◆ WRITTEN PROBLEM:
Filter this material down to the lines that hold "structured", copying each one.

◆ EXERCISE MATERIAL:
= = = = = = =

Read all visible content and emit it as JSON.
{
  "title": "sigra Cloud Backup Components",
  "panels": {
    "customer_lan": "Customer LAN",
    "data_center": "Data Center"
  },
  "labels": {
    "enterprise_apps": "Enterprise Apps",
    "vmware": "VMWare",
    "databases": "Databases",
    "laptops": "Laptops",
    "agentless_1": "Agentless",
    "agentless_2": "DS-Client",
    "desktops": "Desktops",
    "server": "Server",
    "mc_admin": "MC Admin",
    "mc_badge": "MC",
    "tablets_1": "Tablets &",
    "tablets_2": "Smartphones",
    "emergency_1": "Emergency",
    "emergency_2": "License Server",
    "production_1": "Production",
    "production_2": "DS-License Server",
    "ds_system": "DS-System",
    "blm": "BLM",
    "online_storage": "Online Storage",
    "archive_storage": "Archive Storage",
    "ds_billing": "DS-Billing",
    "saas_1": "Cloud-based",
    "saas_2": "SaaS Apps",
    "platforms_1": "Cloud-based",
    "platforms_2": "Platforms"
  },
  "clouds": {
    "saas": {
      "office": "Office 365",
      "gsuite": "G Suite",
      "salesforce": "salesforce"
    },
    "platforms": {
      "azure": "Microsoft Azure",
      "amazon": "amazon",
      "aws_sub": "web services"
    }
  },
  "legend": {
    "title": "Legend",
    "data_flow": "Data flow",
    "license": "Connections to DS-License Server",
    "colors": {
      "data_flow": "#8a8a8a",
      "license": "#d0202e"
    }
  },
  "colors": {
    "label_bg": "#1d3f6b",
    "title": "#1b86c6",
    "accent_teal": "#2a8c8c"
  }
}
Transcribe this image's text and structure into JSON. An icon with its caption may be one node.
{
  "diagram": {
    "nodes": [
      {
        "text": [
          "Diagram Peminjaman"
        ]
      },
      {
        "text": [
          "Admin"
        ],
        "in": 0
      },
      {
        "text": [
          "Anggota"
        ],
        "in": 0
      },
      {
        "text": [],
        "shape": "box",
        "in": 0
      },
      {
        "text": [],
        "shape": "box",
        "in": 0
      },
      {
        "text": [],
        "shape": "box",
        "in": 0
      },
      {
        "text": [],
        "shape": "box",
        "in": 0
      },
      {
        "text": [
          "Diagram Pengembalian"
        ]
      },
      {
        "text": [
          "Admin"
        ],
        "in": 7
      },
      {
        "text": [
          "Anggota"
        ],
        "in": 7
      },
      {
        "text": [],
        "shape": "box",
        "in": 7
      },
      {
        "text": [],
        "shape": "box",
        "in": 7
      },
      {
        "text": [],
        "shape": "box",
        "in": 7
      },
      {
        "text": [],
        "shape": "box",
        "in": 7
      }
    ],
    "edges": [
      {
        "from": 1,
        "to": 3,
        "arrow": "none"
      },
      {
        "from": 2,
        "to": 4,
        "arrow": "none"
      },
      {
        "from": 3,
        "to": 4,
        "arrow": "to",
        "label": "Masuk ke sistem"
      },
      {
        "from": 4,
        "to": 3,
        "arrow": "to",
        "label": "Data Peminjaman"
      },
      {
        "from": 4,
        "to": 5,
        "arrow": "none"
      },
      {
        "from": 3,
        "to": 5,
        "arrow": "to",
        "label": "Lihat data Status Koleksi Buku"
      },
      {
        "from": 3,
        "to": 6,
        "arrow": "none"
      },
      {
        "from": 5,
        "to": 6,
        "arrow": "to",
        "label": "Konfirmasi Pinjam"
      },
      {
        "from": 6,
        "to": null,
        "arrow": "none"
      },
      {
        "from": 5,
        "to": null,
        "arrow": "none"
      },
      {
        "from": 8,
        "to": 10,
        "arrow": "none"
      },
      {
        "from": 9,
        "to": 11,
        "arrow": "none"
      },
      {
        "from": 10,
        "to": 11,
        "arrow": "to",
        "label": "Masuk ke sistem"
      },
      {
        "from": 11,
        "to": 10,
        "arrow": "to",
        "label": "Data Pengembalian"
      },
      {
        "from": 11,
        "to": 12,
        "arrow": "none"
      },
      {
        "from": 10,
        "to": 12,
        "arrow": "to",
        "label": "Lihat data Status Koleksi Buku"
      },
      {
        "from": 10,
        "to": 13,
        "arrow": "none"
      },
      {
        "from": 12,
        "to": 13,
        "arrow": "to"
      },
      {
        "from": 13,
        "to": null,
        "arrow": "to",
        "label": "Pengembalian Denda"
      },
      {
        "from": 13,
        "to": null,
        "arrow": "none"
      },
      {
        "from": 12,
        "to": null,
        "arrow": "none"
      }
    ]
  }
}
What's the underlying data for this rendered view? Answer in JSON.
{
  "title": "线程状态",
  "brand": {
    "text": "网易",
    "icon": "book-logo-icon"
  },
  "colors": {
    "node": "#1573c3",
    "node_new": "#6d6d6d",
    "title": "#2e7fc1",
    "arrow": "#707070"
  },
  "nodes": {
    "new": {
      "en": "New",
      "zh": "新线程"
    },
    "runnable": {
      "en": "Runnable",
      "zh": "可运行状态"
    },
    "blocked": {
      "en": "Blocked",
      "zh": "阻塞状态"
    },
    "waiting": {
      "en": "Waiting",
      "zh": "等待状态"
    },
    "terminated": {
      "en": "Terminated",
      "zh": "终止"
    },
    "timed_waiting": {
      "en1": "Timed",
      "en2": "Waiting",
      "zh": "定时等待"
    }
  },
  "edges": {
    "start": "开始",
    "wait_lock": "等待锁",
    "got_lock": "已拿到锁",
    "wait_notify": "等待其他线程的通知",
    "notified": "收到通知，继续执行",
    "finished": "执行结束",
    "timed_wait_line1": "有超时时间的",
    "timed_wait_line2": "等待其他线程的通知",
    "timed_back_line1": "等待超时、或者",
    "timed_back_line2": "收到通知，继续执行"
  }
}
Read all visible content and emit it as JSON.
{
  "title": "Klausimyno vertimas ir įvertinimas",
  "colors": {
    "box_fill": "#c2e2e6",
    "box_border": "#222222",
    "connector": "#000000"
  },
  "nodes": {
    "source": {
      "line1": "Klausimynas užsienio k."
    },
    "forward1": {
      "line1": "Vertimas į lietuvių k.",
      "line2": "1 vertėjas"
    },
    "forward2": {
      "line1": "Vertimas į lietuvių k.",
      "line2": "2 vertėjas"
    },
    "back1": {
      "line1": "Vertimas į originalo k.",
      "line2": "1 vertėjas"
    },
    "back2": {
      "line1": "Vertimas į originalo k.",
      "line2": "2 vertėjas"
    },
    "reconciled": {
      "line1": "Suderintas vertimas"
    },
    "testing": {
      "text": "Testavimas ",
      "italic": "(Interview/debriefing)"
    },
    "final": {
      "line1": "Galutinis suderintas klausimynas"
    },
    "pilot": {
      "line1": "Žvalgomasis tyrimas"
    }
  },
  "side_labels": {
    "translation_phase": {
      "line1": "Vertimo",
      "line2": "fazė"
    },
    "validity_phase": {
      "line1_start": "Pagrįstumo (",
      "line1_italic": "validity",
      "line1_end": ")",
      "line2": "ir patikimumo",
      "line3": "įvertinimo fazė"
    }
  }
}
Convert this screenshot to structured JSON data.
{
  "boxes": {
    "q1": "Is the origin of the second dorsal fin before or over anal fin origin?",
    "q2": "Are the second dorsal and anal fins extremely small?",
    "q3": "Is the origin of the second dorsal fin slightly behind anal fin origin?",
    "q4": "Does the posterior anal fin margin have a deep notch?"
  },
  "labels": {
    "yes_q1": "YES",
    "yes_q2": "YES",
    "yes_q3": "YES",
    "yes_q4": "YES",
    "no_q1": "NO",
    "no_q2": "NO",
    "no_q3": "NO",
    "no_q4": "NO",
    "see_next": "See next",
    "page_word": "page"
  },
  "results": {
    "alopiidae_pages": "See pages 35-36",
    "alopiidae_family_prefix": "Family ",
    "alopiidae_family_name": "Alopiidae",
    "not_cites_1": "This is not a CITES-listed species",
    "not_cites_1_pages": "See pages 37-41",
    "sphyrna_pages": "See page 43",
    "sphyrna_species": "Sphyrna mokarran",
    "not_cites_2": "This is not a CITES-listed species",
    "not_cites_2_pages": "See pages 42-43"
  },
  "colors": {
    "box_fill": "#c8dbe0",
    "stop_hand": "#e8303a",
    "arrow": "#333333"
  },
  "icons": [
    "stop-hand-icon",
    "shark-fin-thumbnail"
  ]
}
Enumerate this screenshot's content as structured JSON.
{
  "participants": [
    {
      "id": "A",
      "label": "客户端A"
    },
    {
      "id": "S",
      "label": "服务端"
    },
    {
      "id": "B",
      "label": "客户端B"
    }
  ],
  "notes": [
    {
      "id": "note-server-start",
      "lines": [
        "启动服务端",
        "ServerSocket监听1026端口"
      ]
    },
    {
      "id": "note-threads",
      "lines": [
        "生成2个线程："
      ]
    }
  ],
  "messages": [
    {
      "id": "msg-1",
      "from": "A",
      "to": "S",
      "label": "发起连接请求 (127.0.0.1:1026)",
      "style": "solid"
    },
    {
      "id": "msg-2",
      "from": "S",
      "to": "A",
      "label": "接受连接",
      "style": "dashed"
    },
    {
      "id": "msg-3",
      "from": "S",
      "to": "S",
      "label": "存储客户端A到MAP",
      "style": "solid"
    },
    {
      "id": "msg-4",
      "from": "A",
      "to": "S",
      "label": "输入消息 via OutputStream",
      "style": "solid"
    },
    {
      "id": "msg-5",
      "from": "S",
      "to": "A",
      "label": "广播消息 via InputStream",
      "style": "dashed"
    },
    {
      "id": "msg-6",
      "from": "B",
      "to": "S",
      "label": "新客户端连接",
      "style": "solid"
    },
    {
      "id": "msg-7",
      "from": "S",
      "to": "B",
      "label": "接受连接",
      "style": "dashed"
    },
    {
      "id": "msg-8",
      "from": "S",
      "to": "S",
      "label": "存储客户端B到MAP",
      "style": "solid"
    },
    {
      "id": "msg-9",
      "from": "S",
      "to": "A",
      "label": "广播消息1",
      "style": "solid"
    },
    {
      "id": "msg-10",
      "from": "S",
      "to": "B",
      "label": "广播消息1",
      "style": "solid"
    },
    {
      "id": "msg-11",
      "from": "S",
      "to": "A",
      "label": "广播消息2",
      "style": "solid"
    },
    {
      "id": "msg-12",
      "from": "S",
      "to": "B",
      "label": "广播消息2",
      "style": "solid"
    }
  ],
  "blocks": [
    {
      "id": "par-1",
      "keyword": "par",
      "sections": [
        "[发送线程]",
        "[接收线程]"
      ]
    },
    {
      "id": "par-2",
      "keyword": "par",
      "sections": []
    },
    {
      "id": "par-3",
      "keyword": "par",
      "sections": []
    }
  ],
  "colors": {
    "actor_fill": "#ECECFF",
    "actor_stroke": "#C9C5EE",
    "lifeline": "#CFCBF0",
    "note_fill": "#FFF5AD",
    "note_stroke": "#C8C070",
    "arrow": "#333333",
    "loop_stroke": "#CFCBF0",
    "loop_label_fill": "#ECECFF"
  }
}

= = = = = = =

◆ WRITTEN RESPONSE:
Convert this screenshot to structured JSON data.
Enumerate this screenshot's content as structured JSON.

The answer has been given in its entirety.